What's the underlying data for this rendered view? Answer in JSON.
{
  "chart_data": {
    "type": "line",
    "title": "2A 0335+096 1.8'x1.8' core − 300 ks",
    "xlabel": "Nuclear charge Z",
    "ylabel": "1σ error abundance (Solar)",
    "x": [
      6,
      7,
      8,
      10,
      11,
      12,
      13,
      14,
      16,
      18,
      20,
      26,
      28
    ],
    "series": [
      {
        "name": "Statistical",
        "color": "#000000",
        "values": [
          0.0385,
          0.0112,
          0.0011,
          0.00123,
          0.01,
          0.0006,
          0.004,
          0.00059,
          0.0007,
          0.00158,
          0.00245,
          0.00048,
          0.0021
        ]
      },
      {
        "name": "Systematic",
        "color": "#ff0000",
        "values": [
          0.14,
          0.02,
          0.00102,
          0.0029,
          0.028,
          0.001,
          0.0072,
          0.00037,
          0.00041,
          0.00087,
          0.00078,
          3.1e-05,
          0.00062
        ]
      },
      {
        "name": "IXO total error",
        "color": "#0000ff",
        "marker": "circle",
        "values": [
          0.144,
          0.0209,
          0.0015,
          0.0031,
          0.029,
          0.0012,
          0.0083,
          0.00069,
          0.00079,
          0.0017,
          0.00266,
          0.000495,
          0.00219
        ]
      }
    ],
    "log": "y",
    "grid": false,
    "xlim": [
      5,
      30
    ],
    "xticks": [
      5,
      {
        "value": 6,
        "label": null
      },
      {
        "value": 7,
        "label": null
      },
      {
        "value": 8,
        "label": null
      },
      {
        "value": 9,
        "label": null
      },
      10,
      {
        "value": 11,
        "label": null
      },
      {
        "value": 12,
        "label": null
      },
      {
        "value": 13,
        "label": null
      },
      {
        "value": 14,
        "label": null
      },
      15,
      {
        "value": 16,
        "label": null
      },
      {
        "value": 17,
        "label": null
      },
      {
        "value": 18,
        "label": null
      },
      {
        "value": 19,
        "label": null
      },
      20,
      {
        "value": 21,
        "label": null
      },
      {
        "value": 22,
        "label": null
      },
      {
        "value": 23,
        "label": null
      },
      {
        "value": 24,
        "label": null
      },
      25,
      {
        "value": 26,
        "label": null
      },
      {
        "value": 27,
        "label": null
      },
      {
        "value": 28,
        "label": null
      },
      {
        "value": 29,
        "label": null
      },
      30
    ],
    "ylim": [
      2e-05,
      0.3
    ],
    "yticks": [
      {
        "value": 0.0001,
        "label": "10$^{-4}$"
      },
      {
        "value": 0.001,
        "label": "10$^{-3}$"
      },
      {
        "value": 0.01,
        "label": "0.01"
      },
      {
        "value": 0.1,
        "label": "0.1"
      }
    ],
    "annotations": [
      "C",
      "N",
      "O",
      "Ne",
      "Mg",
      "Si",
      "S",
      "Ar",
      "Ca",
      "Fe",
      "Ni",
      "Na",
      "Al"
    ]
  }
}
• • • • •
*Request*.
Return the whole listing exactly.

*Completed task*.
What's the underlying data for this rendered view? Answer in JSON.
{
  "chart_data": {
    "type": "line",
    "title": "2A 0335+096 1.8'x1.8' core − 300 ks",
    "xlabel": "Nuclear charge Z",
    "ylabel": "1σ error abundance (Solar)",
    "x": [
      6,
      7,
      8,
      10,
      11,
      12,
      13,
      14,
      16,
      18,
      20,
      26,
      28
    ],
    "series": [
      {
        "name": "Statistical",
        "color": "#000000",
        "values": [
          0.0385,
          0.0112,
          0.0011,
          0.00123,
          0.01,
          0.0006,
          0.004,
          0.00059,
          0.0007,
          0.00158,
          0.00245,
          0.00048,
          0.0021
        ]
      },
      {
        "name": "Systematic",
        "color": "#ff0000",
        "values": [
          0.14,
          0.02,
          0.00102,
          0.0029,
          0.028,
          0.001,
          0.0072,
          0.00037,
          0.00041,
          0.00087,
          0.00078,
          3.1e-05,
          0.00062
        ]
      },
      {
        "name": "IXO total error",
        "color": "#0000ff",
        "marker": "circle",
        "values": [
          0.144,
          0.0209,
          0.0015,
          0.0031,
          0.029,
          0.0012,
          0.0083,
          0.00069,
          0.00079,
          0.0017,
          0.00266,
          0.000495,
          0.00219
        ]
      }
    ],
    "log": "y",
    "grid": false,
    "xlim": [
      5,
      30
    ],
    "xticks": [
      5,
      {
        "value": 6,
        "label": null
      },
      {
        "value": 7,
        "label": null
      },
      {
        "value": 8,
        "label": null
      },
      {
        "value": 9,
        "label": null
      },
      10,
      {
        "value": 11,
        "label": null
      },
      {
        "value": 12,
        "label": null
      },
      {
        "value": 13,
        "label": null
      },
      {
        "value": 14,
        "label": null
      },
      15,
      {
        "value": 16,
        "label": null
      },
      {
        "value": 17,
        "label": null
      },
      {
        "value": 18,
        "label": null
      },
      {
        "value": 19,
        "label": null
      },
      20,
      {
        "value": 21,
        "label": null
      },
      {
        "value": 22,
        "label": null
      },
      {
        "value": 23,
        "label": null
      },
      {
        "value": 24,
        "label": null
      },
      25,
      {
        "value": 26,
        "label": null
      },
      {
        "value": 27,
        "label": null
      },
      {
        "value": 28,
        "label": null
      },
      {
        "value": 29,
        "label": null
      },
      30
    ],
    "ylim": [
      2e-05,
      0.3
    ],
    "yticks": [
      {
        "value": 0.0001,
        "label": "10$^{-4}$"
      },
      {
        "value": 0.001,
        "label": "10$^{-3}$"
      },
      {
        "value": 0.01,
        "label": "0.01"
      },
      {
        "value": 0.1,
        "label": "0.1"
      }
    ],
    "annotations": [
      "C",
      "N",
      "O",
      "Ne",
      "Mg",
      "Si",
      "S",
      "Ar",
      "Ca",
      "Fe",
      "Ni",
      "Na",
      "Al"
    ]
  }
}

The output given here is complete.